In the forum thread on life after death below, condense the paragraph that begins "I wonder if this place" into a shorter paragraph that keeps its main points.

## Excerpt to read
--------------------------------

The biggest mystery of life is death. We wonder what happens when we die. But who is in a hurry to find out? Only one way to get the answer. Is there life after death? Yes. It just doesn't involve you.

----------


## Skippy

I absolutely refuse to believe in any life after death. its opposites. i didnt exist in 1837 because i wasnt born or had a body or mind. when i die, well, im broken, so ill never work again. no mind, no nuthin. its so unfair we exist like this only to cease to be forever in such a short time, but life doesnt care of the individual... although non existance doesnt matter as we just wont know anything so nothing even matters anymore.

in this case tho, as nature has a reasoning for everything, how do we go on if this is true? simple. clone ourselves aka have children. thats why sex feels so good....lol its natures way of insuring you dont make the mistake of ending future 'you's' ..they are not us, but least a continuation, a new us...see what i hate about being gay is im the last of my line, so i lose the race to whatever the end of time is.....

----------


## Chantellabella

I spend a lot of time in my head thinking about humanity, its purpose, and some bigger picture out there. In fact, each week I have a different philosophy, and because I'm not dead yet, I have only speculation and imagination.

But here's this week's thought....


I wonder if this place is some type of step towards the bigger picture. It's as though we are in a training camp with obstacles, loyalty tests, and dire situations. Whoever/ whatever set us up here is watching and scoring. Our performance on things like compassion, survival, and basic positive human skills then determine what you do or where you go in the other place.

--------------------------------

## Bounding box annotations
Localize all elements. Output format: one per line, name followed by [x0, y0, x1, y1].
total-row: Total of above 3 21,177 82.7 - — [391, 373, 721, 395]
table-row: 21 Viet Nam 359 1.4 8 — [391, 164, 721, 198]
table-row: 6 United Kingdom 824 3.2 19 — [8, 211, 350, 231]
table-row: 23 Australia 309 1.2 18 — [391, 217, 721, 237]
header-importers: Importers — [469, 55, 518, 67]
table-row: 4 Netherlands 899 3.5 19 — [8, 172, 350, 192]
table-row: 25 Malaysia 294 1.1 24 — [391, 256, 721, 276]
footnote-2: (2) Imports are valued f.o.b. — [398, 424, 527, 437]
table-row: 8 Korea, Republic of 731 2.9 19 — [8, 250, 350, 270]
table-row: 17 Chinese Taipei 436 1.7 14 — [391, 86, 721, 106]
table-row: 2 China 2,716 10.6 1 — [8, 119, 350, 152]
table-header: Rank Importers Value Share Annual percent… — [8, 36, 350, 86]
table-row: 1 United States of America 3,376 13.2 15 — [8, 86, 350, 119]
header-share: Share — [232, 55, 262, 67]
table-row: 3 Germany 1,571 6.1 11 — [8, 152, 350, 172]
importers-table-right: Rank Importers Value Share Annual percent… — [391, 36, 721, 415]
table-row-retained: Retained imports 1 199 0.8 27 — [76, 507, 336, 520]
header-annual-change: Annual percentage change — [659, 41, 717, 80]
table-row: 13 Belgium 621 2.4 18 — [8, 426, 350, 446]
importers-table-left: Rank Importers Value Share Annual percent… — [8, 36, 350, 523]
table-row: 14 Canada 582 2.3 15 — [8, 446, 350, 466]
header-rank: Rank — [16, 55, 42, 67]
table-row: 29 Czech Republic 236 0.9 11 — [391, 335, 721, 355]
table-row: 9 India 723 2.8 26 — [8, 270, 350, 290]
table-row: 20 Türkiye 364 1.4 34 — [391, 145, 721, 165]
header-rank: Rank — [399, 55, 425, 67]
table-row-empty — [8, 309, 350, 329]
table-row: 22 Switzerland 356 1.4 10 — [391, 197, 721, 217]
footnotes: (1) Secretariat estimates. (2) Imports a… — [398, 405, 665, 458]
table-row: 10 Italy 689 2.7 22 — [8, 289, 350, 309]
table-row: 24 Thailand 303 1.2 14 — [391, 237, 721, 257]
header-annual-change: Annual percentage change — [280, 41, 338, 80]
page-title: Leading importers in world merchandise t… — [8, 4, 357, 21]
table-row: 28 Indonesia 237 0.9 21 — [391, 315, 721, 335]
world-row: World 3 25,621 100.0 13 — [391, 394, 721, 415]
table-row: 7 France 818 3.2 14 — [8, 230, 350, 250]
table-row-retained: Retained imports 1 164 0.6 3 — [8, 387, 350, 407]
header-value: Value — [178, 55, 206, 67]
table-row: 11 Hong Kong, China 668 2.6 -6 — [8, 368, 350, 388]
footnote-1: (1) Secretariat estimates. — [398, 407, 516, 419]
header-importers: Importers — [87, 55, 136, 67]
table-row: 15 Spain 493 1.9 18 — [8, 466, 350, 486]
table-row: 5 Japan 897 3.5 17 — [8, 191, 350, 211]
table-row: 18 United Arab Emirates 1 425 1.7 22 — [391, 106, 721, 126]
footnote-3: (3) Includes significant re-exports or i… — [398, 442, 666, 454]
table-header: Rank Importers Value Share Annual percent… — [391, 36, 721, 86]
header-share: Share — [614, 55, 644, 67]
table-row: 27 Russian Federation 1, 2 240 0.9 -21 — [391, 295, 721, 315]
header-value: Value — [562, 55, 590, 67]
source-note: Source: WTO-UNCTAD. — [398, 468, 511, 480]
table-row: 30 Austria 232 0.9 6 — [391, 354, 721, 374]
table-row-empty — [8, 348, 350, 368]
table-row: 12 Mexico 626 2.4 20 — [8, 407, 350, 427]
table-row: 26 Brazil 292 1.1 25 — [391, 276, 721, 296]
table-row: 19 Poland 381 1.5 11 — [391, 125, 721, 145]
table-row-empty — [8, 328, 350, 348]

--------------------------------

## Exercise answer
I wonder if this world is a step toward a bigger picture, like a training camp of obstacles, loyalty tests, and dire situations. Whoever or whatever put us here is watching and scoring. How we do on compassion, survival, and basic positive human skills decides what we do or where we go in the other place.